--- Begin Material shown ---

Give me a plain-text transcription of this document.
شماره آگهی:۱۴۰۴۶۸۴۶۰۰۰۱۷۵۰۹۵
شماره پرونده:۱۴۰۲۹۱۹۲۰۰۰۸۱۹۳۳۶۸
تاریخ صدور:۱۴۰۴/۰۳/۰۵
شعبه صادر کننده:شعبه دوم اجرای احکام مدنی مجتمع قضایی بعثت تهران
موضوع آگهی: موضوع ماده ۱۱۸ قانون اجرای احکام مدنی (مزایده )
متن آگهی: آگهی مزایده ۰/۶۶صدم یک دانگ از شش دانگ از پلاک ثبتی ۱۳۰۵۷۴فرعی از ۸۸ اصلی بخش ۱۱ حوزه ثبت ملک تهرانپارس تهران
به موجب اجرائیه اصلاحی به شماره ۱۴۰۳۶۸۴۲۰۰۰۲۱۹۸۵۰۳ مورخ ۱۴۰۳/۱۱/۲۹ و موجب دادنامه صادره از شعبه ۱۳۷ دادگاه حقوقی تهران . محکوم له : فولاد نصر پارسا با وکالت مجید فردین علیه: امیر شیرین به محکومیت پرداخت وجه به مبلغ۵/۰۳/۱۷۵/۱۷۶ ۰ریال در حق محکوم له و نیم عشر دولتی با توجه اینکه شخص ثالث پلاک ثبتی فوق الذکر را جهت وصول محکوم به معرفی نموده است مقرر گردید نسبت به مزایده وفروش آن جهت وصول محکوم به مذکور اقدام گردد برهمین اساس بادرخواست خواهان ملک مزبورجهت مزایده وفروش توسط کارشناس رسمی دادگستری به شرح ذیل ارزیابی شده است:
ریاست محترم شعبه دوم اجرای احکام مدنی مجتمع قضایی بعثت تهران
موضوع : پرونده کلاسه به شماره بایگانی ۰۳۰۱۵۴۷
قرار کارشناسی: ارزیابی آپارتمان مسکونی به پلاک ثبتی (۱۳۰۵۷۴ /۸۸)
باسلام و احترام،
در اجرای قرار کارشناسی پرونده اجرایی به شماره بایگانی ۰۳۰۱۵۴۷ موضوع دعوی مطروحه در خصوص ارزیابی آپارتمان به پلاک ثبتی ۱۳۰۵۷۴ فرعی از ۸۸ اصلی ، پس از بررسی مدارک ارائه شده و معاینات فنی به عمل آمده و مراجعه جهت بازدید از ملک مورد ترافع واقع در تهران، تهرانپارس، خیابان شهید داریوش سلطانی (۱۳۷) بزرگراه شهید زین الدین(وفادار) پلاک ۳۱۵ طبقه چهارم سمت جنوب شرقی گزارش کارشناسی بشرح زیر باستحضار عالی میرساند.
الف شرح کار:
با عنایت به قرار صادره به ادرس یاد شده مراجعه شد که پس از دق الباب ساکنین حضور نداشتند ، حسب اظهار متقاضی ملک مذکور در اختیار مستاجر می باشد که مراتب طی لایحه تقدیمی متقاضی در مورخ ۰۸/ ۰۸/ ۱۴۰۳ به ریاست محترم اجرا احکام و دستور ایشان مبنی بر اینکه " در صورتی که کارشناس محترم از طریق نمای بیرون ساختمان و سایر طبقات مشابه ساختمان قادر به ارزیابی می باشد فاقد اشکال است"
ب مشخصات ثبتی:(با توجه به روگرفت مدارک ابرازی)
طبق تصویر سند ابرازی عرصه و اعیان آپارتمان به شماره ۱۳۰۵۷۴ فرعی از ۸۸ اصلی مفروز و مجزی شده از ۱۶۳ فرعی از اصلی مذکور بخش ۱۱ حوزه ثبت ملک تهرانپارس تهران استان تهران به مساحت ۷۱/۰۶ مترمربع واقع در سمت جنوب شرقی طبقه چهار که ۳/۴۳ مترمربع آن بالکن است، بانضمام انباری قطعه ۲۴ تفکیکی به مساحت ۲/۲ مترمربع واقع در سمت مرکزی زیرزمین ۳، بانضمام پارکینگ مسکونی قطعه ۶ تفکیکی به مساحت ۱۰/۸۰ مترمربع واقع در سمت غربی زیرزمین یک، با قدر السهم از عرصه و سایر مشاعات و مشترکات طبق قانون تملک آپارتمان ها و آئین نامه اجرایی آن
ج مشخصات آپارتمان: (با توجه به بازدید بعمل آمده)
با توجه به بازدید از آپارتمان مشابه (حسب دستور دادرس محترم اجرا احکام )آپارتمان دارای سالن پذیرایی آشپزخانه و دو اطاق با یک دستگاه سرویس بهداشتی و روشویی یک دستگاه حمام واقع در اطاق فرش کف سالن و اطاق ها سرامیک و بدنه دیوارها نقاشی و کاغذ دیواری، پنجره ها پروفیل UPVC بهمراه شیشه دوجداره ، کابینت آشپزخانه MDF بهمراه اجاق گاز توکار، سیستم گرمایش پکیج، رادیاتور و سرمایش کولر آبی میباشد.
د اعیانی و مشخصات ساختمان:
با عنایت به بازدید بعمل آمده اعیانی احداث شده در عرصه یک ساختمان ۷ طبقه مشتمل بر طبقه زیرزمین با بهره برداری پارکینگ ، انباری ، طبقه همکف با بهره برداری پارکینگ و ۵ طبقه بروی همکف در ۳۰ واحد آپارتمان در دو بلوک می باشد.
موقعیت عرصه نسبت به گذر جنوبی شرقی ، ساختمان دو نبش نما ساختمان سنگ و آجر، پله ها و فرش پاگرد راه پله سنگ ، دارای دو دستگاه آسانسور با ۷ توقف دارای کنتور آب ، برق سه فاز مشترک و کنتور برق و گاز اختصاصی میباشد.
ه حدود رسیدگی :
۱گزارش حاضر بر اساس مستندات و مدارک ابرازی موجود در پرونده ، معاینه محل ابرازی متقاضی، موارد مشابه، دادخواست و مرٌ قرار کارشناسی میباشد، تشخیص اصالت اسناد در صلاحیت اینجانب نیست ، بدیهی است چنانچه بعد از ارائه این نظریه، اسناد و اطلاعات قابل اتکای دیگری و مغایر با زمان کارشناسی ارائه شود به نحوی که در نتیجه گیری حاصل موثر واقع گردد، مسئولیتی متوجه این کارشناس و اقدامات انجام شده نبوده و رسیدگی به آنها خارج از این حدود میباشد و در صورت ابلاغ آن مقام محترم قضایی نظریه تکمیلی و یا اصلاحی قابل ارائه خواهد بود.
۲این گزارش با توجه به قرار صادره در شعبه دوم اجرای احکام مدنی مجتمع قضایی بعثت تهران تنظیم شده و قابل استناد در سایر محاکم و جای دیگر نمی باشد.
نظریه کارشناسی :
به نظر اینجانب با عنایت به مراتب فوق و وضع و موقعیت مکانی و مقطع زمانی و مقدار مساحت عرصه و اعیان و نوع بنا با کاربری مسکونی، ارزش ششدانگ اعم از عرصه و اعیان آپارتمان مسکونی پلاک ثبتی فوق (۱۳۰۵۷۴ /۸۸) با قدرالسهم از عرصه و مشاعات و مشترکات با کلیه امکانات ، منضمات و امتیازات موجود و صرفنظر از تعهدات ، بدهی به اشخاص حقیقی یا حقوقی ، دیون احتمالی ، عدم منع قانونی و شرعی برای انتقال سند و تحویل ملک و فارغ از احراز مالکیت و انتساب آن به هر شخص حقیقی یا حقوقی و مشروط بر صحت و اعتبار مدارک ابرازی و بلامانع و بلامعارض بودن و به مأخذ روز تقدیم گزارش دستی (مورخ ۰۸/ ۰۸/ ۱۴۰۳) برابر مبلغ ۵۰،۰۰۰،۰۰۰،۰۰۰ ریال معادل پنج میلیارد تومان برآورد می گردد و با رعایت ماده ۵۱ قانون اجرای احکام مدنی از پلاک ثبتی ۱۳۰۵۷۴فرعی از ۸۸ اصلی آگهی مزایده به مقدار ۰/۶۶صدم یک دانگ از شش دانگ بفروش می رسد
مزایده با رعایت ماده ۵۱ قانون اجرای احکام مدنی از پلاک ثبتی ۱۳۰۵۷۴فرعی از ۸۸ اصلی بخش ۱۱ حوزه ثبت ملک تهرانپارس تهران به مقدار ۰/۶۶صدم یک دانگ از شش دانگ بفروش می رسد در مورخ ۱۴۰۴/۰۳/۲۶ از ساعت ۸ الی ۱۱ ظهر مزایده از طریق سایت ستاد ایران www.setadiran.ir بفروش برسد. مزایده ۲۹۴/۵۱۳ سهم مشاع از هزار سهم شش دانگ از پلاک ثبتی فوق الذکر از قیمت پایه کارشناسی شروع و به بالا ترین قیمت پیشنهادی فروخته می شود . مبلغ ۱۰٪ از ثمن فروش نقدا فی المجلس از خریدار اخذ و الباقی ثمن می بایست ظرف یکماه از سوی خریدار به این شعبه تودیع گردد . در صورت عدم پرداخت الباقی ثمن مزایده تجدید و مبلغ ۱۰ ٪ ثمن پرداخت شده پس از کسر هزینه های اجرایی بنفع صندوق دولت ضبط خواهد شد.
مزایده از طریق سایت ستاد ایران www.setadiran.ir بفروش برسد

--- End Material shown ---

> Stated task
Look through the data above. Find each line with the string "مجتمع" and copy it.

> Solved problem
شعبه صادر کننده:شعبه دوم اجرای احکام مدنی مجتمع قضایی بعثت تهران
ریاست محترم شعبه دوم اجرای احکام مدنی مجتمع قضایی بعثت تهران
۲این گزارش با توجه به قرار صادره در شعبه دوم اجرای احکام مدنی مجتمع قضایی بعثت تهران تنظیم شده و قابل استناد در سایر محاکم و جای دیگر نمی باشد.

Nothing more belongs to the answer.